_Aim of the exercise_
Copy out lines with the word "aleja" from the material that follows.

[Data entries]
↓
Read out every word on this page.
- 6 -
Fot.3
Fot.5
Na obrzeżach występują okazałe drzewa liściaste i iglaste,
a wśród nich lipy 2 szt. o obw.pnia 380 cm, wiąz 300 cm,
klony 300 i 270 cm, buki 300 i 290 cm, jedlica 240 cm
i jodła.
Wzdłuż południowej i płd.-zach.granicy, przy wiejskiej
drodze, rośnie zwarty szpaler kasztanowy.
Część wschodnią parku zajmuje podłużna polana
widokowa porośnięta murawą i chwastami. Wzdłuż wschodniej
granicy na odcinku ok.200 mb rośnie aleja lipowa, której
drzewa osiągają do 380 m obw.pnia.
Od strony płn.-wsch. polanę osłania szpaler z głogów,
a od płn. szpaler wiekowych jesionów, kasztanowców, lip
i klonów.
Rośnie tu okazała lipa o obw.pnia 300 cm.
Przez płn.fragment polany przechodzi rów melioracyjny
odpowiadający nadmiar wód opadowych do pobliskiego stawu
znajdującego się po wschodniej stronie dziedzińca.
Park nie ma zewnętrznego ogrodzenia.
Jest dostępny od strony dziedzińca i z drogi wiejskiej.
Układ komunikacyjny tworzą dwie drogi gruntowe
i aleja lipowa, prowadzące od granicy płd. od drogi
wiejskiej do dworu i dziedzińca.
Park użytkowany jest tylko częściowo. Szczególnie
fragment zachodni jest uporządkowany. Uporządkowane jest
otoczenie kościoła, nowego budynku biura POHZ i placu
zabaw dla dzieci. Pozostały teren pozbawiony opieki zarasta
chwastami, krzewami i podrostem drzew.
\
↑
_Solution for this problem_
granicy na odcinku ok.200 mb rośnie aleja lipowa, której
i aleja lipowa, prowadzące od granicy płd. od drogi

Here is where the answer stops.